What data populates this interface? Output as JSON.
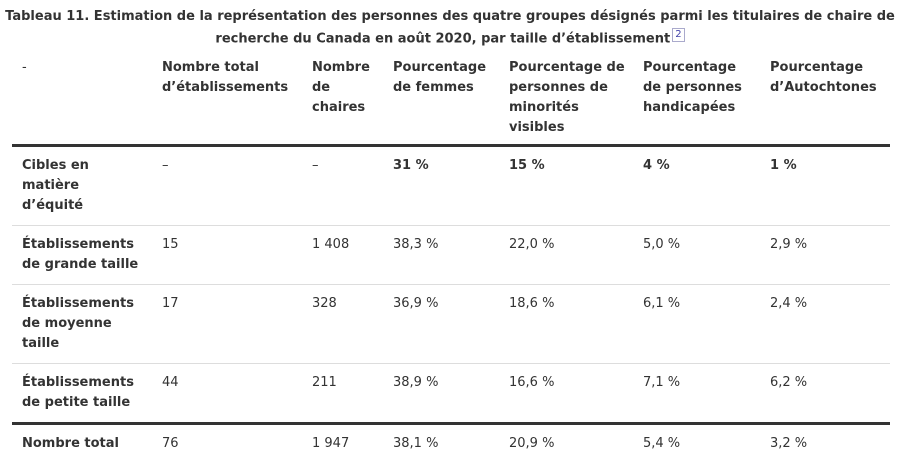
{
  "title": "Tableau 11. Estimation de la représentation des personnes des quatre groupes désignés parmi les titulaires de chaire de recherche du Canada en août 2020, par taille d’établissement",
  "footnote_ref": "2",
  "headers": [
    "-",
    "Nombre total d’établissements",
    "Nombre de chaires",
    "Pourcentage de femmes",
    "Pourcentage de personnes de minorités visibles",
    "Pourcentage de personnes handicapées",
    "Pourcentage d’Autochtones"
  ],
  "rows": [
    {
      "label": "Cibles en matière d’équité",
      "values": [
        "–",
        "–",
        "31 %",
        "15 %",
        "4 %",
        "1 %"
      ]
    },
    {
      "label": "Établissements de grande taille",
      "values": [
        "15",
        "1 408",
        "38,3 %",
        "22,0 %",
        "5,0 %",
        "2,9 %"
      ]
    },
    {
      "label": "Établissements de moyenne taille",
      "values": [
        "17",
        "328",
        "36,9 %",
        "18,6 %",
        "6,1 %",
        "2,4 %"
      ]
    },
    {
      "label": "Établissements de petite taille",
      "values": [
        "44",
        "211",
        "38,9 %",
        "16,6 %",
        "7,1 %",
        "6,2 %"
      ]
    }
  ],
  "total": {
    "label": "Nombre total",
    "values": [
      "76",
      "1 947",
      "38,1 %",
      "20,9 %",
      "5,4 %",
      "3,2 %"
    ]
  }
}
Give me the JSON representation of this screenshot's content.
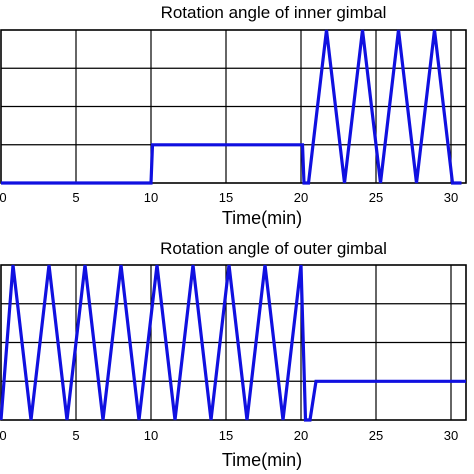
{
  "chart_data": [
    {
      "type": "line",
      "title": "Rotation angle of inner gimbal",
      "xlabel": "Time(min)",
      "ylabel": "",
      "xlim": [
        0,
        31
      ],
      "ylim": [
        0,
        4
      ],
      "x_ticks": [
        0,
        5,
        10,
        15,
        20,
        25,
        30
      ],
      "x_tick_labels": [
        "0",
        "5",
        "10",
        "15",
        "20",
        "25",
        "30"
      ],
      "grid": true,
      "line_color": "#1010e0",
      "series": [
        {
          "x": [
            0,
            10,
            10.1,
            20.1,
            20.2,
            20.5,
            21.7,
            22.9,
            24.1,
            25.3,
            26.5,
            27.7,
            28.9,
            30.1,
            30.7
          ],
          "y": [
            0,
            0,
            1,
            1,
            0,
            0,
            4,
            0,
            4,
            0,
            4,
            0,
            4,
            0,
            0
          ]
        }
      ]
    },
    {
      "type": "line",
      "title": "Rotation angle of outer gimbal",
      "xlabel": "Time(min)",
      "ylabel": "",
      "xlim": [
        0,
        31
      ],
      "ylim": [
        0,
        4
      ],
      "x_ticks": [
        0,
        5,
        10,
        15,
        20,
        25,
        30
      ],
      "x_tick_labels": [
        "0",
        "5",
        "10",
        "15",
        "20",
        "25",
        "30"
      ],
      "grid": true,
      "line_color": "#1010e0",
      "series": [
        {
          "x": [
            0,
            0.8,
            2.0,
            3.2,
            4.4,
            5.6,
            6.8,
            8.0,
            9.2,
            10.4,
            11.6,
            12.8,
            14.0,
            15.2,
            16.4,
            17.6,
            18.8,
            20.0,
            20.3,
            20.6,
            21.0,
            31
          ],
          "y": [
            0,
            4,
            0,
            4,
            0,
            4,
            0,
            4,
            0,
            4,
            0,
            4,
            0,
            4,
            0,
            4,
            0,
            4,
            0,
            0,
            1,
            1
          ]
        }
      ]
    }
  ]
}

· · · · ·

### Written request
Restate the data above word for word. Do not include the images.

### Solution to this exercise
What data populates this interface? Output as JSON.
{
  "title": "Tableau 11. Estimation de la représentation des personnes des quatre groupes désignés parmi les titulaires de chaire de recherche du Canada en août 2020, par taille d’établissement",
  "footnote_ref": "2",
  "headers": [
    "-",
    "Nombre total d’établissements",
    "Nombre de chaires",
    "Pourcentage de femmes",
    "Pourcentage de personnes de minorités visibles",
    "Pourcentage de personnes handicapées",
    "Pourcentage d’Autochtones"
  ],
  "rows": [
    {
      "label": "Cibles en matière d’équité",
      "values": [
        "–",
        "–",
        "31 %",
        "15 %",
        "4 %",
        "1 %"
      ]
    },
    {
      "label": "Établissements de grande taille",
      "values": [
        "15",
        "1 408",
        "38,3 %",
        "22,0 %",
        "5,0 %",
        "2,9 %"
      ]
    },
    {
      "label": "Établissements de moyenne taille",
      "values": [
        "17",
        "328",
        "36,9 %",
        "18,6 %",
        "6,1 %",
        "2,4 %"
      ]
    },
    {
      "label": "Établissements de petite taille",
      "values": [
        "44",
        "211",
        "38,9 %",
        "16,6 %",
        "7,1 %",
        "6,2 %"
      ]
    }
  ],
  "total": {
    "label": "Nombre total",
    "values": [
      "76",
      "1 947",
      "38,1 %",
      "20,9 %",
      "5,4 %",
      "3,2 %"
    ]
  }
}
Give me the JSON representation of this screenshot's content.
{
  "chart_data": [
    {
      "type": "line",
      "title": "Rotation angle of inner gimbal",
      "xlabel": "Time(min)",
      "ylabel": "",
      "xlim": [
        0,
        31
      ],
      "ylim": [
        0,
        4
      ],
      "x_ticks": [
        0,
        5,
        10,
        15,
        20,
        25,
        30
      ],
      "x_tick_labels": [
        "0",
        "5",
        "10",
        "15",
        "20",
        "25",
        "30"
      ],
      "grid": true,
      "line_color": "#1010e0",
      "series": [
        {
          "x": [
            0,
            10,
            10.1,
            20.1,
            20.2,
            20.5,
            21.7,
            22.9,
            24.1,
            25.3,
            26.5,
            27.7,
            28.9,
            30.1,
            30.7
          ],
          "y": [
            0,
            0,
            1,
            1,
            0,
            0,
            4,
            0,
            4,
            0,
            4,
            0,
            4,
            0,
            0
          ]
        }
      ]
    },
    {
      "type": "line",
      "title": "Rotation angle of outer gimbal",
      "xlabel": "Time(min)",
      "ylabel": "",
      "xlim": [
        0,
        31
      ],
      "ylim": [
        0,
        4
      ],
      "x_ticks": [
        0,
        5,
        10,
        15,
        20,
        25,
        30
      ],
      "x_tick_labels": [
        "0",
        "5",
        "10",
        "15",
        "20",
        "25",
        "30"
      ],
      "grid": true,
      "line_color": "#1010e0",
      "series": [
        {
          "x": [
            0,
            0.8,
            2.0,
            3.2,
            4.4,
            5.6,
            6.8,
            8.0,
            9.2,
            10.4,
            11.6,
            12.8,
            14.0,
            15.2,
            16.4,
            17.6,
            18.8,
            20.0,
            20.3,
            20.6,
            21.0,
            31
          ],
          "y": [
            0,
            4,
            0,
            4,
            0,
            4,
            0,
            4,
            0,
            4,
            0,
            4,
            0,
            4,
            0,
            4,
            0,
            4,
            0,
            0,
            1,
            1
          ]
        }
      ]
    }
  ]
}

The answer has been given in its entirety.